--- Begin DATA FOR PROCESSING ---

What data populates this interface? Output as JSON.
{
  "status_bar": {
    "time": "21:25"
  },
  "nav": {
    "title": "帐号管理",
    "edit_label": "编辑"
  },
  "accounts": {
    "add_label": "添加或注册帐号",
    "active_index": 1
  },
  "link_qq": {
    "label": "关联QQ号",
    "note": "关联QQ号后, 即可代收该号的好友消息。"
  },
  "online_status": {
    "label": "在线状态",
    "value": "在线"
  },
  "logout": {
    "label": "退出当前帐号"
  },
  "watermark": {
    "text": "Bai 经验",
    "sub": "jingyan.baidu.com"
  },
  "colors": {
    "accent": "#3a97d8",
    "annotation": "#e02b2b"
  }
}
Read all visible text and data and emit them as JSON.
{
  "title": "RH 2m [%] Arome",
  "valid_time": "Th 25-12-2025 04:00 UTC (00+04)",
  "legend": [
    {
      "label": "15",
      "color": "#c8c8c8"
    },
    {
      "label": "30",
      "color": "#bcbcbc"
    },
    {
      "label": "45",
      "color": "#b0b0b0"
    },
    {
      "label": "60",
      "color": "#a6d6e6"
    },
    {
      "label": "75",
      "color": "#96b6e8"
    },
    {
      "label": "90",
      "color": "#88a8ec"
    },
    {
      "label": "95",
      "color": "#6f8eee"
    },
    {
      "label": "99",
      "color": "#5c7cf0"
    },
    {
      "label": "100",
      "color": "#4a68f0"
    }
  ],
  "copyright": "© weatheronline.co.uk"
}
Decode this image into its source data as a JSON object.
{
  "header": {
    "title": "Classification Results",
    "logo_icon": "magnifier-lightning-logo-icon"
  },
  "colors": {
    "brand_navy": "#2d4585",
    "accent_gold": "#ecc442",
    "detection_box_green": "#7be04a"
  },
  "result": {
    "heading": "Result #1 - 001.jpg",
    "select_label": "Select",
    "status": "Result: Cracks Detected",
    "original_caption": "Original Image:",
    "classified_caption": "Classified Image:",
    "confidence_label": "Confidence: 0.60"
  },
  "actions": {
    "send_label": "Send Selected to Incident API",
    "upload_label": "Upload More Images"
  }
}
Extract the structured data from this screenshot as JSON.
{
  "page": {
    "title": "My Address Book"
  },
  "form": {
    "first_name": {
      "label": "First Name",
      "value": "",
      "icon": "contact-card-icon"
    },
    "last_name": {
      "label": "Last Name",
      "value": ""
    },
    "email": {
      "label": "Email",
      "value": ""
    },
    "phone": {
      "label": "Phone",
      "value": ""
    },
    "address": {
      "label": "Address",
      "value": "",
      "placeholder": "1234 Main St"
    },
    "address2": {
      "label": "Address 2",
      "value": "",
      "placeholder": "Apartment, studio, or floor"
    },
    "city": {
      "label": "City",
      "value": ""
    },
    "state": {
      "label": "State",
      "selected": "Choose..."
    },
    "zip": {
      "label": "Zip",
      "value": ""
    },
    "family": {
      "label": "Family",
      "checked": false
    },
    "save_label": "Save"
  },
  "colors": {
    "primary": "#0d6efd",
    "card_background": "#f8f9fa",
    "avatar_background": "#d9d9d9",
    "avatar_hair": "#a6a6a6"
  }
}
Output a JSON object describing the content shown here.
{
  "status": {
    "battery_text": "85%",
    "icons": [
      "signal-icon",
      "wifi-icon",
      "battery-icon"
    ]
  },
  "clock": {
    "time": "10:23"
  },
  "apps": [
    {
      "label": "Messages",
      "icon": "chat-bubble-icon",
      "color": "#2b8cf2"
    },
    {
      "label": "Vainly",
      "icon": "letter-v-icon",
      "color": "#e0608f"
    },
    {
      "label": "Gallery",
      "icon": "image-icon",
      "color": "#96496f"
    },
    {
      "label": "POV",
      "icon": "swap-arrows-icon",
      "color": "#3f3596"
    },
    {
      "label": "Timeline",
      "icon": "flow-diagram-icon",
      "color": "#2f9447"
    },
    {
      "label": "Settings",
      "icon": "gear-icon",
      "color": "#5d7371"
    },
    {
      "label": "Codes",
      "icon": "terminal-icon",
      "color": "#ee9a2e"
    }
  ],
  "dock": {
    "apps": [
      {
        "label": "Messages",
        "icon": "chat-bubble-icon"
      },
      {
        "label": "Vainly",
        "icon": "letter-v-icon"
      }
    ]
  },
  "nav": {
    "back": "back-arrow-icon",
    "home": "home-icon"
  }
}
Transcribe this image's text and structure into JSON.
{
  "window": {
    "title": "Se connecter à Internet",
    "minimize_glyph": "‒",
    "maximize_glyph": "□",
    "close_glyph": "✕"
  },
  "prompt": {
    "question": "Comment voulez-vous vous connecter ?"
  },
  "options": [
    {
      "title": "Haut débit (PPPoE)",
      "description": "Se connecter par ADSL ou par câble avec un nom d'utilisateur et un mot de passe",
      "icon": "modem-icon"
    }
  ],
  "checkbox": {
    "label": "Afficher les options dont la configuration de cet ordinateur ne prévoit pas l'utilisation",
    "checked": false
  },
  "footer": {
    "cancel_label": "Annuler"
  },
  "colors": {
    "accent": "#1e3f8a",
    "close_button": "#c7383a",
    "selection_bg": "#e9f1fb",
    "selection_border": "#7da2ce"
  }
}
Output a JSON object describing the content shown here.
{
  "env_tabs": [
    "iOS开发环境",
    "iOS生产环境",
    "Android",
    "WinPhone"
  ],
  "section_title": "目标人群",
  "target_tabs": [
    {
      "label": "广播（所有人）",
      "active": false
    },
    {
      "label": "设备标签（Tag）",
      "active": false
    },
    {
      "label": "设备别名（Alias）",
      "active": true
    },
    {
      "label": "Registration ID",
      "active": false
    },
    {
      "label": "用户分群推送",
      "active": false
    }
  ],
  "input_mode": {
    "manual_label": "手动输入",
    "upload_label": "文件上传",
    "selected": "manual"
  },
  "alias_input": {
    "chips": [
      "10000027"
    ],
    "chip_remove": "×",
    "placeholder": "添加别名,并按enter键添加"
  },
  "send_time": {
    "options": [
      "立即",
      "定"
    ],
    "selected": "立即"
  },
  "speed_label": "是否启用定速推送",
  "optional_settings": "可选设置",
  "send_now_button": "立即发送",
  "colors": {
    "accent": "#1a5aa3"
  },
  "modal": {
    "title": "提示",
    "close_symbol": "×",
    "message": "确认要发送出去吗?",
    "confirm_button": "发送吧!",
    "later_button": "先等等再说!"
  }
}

--- End DATA FOR PROCESSING ---

Reproduce the material exactly, with every line intact.

→ REPLY
What data populates this interface? Output as JSON.
{
  "status_bar": {
    "time": "21:25"
  },
  "nav": {
    "title": "帐号管理",
    "edit_label": "编辑"
  },
  "accounts": {
    "add_label": "添加或注册帐号",
    "active_index": 1
  },
  "link_qq": {
    "label": "关联QQ号",
    "note": "关联QQ号后, 即可代收该号的好友消息。"
  },
  "online_status": {
    "label": "在线状态",
    "value": "在线"
  },
  "logout": {
    "label": "退出当前帐号"
  },
  "watermark": {
    "text": "Bai 经验",
    "sub": "jingyan.baidu.com"
  },
  "colors": {
    "accent": "#3a97d8",
    "annotation": "#e02b2b"
  }
}
Read all visible text and data and emit them as JSON.
{
  "title": "RH 2m [%] Arome",
  "valid_time": "Th 25-12-2025 04:00 UTC (00+04)",
  "legend": [
    {
      "label": "15",
      "color": "#c8c8c8"
    },
    {
      "label": "30",
      "color": "#bcbcbc"
    },
    {
      "label": "45",
      "color": "#b0b0b0"
    },
    {
      "label": "60",
      "color": "#a6d6e6"
    },
    {
      "label": "75",
      "color": "#96b6e8"
    },
    {
      "label": "90",
      "color": "#88a8ec"
    },
    {
      "label": "95",
      "color": "#6f8eee"
    },
    {
      "label": "99",
      "color": "#5c7cf0"
    },
    {
      "label": "100",
      "color": "#4a68f0"
    }
  ],
  "copyright": "© weatheronline.co.uk"
}
Decode this image into its source data as a JSON object.
{
  "header": {
    "title": "Classification Results",
    "logo_icon": "magnifier-lightning-logo-icon"
  },
  "colors": {
    "brand_navy": "#2d4585",
    "accent_gold": "#ecc442",
    "detection_box_green": "#7be04a"
  },
  "result": {
    "heading": "Result #1 - 001.jpg",
    "select_label": "Select",
    "status": "Result: Cracks Detected",
    "original_caption": "Original Image:",
    "classified_caption": "Classified Image:",
    "confidence_label": "Confidence: 0.60"
  },
  "actions": {
    "send_label": "Send Selected to Incident API",
    "upload_label": "Upload More Images"
  }
}
Extract the structured data from this screenshot as JSON.
{
  "page": {
    "title": "My Address Book"
  },
  "form": {
    "first_name": {
      "label": "First Name",
      "value": "",
      "icon": "contact-card-icon"
    },
    "last_name": {
      "label": "Last Name",
      "value": ""
    },
    "email": {
      "label": "Email",
      "value": ""
    },
    "phone": {
      "label": "Phone",
      "value": ""
    },
    "address": {
      "label": "Address",
      "value": "",
      "placeholder": "1234 Main St"
    },
    "address2": {
      "label": "Address 2",
      "value": "",
      "placeholder": "Apartment, studio, or floor"
    },
    "city": {
      "label": "City",
      "value": ""
    },
    "state": {
      "label": "State",
      "selected": "Choose..."
    },
    "zip": {
      "label": "Zip",
      "value": ""
    },
    "family": {
      "label": "Family",
      "checked": false
    },
    "save_label": "Save"
  },
  "colors": {
    "primary": "#0d6efd",
    "card_background": "#f8f9fa",
    "avatar_background": "#d9d9d9",
    "avatar_hair": "#a6a6a6"
  }
}
Output a JSON object describing the content shown here.
{
  "status": {
    "battery_text": "85%",
    "icons": [
      "signal-icon",
      "wifi-icon",
      "battery-icon"
    ]
  },
  "clock": {
    "time": "10:23"
  },
  "apps": [
    {
      "label": "Messages",
      "icon": "chat-bubble-icon",
      "color": "#2b8cf2"
    },
    {
      "label": "Vainly",
      "icon": "letter-v-icon",
      "color": "#e0608f"
    },
    {
      "label": "Gallery",
      "icon": "image-icon",
      "color": "#96496f"
    },
    {
      "label": "POV",
      "icon": "swap-arrows-icon",
      "color": "#3f3596"
    },
    {
      "label": "Timeline",
      "icon": "flow-diagram-icon",
      "color": "#2f9447"
    },
    {
      "label": "Settings",
      "icon": "gear-icon",
      "color": "#5d7371"
    },
    {
      "label": "Codes",
      "icon": "terminal-icon",
      "color": "#ee9a2e"
    }
  ],
  "dock": {
    "apps": [
      {
        "label": "Messages",
        "icon": "chat-bubble-icon"
      },
      {
        "label": "Vainly",
        "icon": "letter-v-icon"
      }
    ]
  },
  "nav": {
    "back": "back-arrow-icon",
    "home": "home-icon"
  }
}
Transcribe this image's text and structure into JSON.
{
  "window": {
    "title": "Se connecter à Internet",
    "minimize_glyph": "‒",
    "maximize_glyph": "□",
    "close_glyph": "✕"
  },
  "prompt": {
    "question": "Comment voulez-vous vous connecter ?"
  },
  "options": [
    {
      "title": "Haut débit (PPPoE)",
      "description": "Se connecter par ADSL ou par câble avec un nom d'utilisateur et un mot de passe",
      "icon": "modem-icon"
    }
  ],
  "checkbox": {
    "label": "Afficher les options dont la configuration de cet ordinateur ne prévoit pas l'utilisation",
    "checked": false
  },
  "footer": {
    "cancel_label": "Annuler"
  },
  "colors": {
    "accent": "#1e3f8a",
    "close_button": "#c7383a",
    "selection_bg": "#e9f1fb",
    "selection_border": "#7da2ce"
  }
}
Output a JSON object describing the content shown here.
{
  "env_tabs": [
    "iOS开发环境",
    "iOS生产环境",
    "Android",
    "WinPhone"
  ],
  "section_title": "目标人群",
  "target_tabs": [
    {
      "label": "广播（所有人）",
      "active": false
    },
    {
      "label": "设备标签（Tag）",
      "active": false
    },
    {
      "label": "设备别名（Alias）",
      "active": true
    },
    {
      "label": "Registration ID",
      "active": false
    },
    {
      "label": "用户分群推送",
      "active": false
    }
  ],
  "input_mode": {
    "manual_label": "手动输入",
    "upload_label": "文件上传",
    "selected": "manual"
  },
  "alias_input": {
    "chips": [
      "10000027"
    ],
    "chip_remove": "×",
    "placeholder": "添加别名,并按enter键添加"
  },
  "send_time": {
    "options": [
      "立即",
      "定"
    ],
    "selected": "立即"
  },
  "speed_label": "是否启用定速推送",
  "optional_settings": "可选设置",
  "send_now_button": "立即发送",
  "colors": {
    "accent": "#1a5aa3"
  },
  "modal": {
    "title": "提示",
    "close_symbol": "×",
    "message": "确认要发送出去吗?",
    "confirm_button": "发送吧!",
    "later_button": "先等等再说!"
  }
}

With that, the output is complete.